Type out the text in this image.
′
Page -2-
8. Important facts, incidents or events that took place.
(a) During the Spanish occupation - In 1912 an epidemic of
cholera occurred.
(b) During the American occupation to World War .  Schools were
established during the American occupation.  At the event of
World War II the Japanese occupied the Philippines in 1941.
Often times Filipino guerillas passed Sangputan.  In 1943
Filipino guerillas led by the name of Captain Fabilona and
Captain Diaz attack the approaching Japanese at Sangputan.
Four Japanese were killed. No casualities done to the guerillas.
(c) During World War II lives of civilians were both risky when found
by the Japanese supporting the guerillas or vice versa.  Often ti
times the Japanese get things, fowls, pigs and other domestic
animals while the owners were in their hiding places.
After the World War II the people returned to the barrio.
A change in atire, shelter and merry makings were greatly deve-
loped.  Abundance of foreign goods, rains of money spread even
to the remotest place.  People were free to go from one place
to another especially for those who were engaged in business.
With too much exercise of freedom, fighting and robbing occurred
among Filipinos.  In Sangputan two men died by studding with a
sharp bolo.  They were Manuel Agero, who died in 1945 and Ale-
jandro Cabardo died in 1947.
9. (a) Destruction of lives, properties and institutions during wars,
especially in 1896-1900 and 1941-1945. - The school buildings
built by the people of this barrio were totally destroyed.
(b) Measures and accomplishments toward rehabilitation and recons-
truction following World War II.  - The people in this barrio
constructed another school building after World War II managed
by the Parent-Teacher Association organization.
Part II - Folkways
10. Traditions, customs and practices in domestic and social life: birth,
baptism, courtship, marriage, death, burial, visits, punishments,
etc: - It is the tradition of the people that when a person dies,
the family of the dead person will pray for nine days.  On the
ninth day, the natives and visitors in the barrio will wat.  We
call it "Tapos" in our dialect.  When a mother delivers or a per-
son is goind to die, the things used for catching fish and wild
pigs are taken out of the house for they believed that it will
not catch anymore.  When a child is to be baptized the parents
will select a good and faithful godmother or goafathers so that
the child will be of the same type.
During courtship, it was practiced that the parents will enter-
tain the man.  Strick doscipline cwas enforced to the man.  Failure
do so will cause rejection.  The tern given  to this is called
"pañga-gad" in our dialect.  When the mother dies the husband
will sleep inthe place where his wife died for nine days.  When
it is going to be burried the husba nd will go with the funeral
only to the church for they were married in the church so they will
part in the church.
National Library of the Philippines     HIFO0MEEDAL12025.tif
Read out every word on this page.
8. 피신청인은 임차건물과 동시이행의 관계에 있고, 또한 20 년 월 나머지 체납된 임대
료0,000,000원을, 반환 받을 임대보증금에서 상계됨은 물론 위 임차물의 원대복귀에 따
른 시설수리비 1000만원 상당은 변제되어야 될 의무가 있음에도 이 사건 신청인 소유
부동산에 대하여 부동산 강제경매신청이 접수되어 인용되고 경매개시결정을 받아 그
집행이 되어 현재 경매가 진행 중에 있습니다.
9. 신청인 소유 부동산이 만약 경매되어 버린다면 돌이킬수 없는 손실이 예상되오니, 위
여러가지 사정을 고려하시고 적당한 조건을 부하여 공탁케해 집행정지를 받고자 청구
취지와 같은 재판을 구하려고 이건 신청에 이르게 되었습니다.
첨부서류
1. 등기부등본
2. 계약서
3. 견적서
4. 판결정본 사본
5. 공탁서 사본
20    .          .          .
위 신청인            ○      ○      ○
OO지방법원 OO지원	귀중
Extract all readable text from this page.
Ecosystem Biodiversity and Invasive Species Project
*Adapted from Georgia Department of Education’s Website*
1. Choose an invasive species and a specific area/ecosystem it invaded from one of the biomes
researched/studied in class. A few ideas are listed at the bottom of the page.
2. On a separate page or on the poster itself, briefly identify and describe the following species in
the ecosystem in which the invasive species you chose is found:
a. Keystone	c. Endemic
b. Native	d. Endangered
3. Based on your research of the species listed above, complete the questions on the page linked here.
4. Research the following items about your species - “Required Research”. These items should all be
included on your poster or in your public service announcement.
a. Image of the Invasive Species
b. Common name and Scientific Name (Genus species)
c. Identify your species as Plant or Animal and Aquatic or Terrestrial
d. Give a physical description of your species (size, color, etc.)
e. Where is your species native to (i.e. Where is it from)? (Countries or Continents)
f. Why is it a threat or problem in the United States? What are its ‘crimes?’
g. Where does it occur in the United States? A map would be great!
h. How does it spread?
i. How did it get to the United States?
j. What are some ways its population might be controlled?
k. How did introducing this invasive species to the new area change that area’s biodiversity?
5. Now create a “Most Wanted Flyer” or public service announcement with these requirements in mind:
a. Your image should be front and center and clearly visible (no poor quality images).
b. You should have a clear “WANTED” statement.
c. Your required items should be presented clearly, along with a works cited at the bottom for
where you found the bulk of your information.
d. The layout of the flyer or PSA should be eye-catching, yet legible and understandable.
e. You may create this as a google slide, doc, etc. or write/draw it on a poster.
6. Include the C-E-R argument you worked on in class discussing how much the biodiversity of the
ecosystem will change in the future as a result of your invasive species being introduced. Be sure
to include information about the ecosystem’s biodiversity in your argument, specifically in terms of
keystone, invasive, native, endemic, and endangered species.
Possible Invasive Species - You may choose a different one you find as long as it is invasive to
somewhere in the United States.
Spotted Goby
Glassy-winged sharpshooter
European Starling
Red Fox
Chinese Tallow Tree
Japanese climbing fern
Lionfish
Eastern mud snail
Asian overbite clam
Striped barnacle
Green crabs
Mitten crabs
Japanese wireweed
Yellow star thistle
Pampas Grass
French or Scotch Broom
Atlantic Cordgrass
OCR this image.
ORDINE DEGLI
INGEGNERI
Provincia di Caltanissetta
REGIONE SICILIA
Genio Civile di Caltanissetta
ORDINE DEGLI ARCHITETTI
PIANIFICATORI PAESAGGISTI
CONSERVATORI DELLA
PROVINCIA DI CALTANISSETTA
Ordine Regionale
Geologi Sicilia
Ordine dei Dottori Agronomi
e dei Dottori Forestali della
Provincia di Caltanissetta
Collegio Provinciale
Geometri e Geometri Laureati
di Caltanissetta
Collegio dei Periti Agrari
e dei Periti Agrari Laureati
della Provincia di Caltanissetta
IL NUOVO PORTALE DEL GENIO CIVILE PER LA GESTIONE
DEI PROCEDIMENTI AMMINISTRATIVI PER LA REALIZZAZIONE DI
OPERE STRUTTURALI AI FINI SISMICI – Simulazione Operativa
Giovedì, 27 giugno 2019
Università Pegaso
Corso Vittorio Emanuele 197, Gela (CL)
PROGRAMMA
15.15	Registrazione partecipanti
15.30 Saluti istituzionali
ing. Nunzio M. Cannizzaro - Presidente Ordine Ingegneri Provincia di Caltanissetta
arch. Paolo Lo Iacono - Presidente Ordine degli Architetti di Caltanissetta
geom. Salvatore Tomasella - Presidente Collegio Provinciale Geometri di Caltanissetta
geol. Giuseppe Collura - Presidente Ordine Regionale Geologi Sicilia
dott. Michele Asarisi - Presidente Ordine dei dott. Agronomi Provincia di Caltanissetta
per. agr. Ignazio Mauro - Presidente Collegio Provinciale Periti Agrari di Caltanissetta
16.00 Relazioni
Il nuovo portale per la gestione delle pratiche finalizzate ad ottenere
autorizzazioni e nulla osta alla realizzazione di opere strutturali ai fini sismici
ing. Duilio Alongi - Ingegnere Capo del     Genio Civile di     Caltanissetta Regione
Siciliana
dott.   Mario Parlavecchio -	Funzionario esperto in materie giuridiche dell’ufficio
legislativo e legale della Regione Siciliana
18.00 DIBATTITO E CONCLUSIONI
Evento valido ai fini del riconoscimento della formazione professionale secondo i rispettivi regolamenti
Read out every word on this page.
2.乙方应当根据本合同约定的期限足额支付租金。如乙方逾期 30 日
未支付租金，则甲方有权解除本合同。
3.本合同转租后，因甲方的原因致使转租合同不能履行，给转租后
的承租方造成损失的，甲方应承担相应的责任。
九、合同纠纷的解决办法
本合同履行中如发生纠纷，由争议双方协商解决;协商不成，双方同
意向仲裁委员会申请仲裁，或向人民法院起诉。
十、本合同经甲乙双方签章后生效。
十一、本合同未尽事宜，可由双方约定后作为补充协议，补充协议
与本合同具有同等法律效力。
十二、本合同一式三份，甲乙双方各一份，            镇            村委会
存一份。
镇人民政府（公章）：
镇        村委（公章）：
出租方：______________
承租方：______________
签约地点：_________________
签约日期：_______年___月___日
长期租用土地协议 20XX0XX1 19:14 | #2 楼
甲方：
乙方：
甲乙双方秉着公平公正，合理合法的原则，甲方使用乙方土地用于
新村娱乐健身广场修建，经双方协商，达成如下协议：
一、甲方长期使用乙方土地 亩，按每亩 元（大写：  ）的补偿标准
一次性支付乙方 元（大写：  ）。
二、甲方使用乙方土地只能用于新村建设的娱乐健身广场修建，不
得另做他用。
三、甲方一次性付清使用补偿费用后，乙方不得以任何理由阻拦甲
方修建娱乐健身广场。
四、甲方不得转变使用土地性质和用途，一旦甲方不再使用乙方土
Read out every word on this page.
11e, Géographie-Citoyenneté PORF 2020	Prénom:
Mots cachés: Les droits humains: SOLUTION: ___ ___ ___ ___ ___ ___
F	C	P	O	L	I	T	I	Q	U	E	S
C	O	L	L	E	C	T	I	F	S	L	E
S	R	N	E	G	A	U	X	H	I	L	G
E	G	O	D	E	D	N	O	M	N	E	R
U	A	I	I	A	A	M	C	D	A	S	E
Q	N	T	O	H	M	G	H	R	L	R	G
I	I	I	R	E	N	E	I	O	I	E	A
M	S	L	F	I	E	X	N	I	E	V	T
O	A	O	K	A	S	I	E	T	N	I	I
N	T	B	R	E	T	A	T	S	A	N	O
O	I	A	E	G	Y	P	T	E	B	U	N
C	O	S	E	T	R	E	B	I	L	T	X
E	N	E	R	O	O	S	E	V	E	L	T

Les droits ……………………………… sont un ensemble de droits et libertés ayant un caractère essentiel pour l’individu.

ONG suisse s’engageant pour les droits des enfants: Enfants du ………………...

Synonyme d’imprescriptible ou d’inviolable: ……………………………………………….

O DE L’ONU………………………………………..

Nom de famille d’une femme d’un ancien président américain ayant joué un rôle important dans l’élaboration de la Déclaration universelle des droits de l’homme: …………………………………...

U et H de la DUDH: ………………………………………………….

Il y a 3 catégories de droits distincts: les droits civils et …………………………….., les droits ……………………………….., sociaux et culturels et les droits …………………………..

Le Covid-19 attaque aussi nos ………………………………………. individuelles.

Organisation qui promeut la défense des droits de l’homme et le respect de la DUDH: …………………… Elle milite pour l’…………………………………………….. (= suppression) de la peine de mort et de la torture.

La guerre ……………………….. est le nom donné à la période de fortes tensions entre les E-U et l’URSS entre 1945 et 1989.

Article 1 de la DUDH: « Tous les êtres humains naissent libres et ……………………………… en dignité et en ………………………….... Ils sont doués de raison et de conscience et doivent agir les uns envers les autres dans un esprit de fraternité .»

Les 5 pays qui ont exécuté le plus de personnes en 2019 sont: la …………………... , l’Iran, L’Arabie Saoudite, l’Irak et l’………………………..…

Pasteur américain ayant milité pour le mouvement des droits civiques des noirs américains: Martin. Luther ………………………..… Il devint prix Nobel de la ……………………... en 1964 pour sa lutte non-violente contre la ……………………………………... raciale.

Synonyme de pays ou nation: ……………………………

____________

REQUIREMENT
Search the entries for "parents" and copy out each line that has it.

RESULT FOR THIS EXERCISE
not catch anymore.  When a child is to be baptized the parents
During courtship, it was practiced that the parents will enter-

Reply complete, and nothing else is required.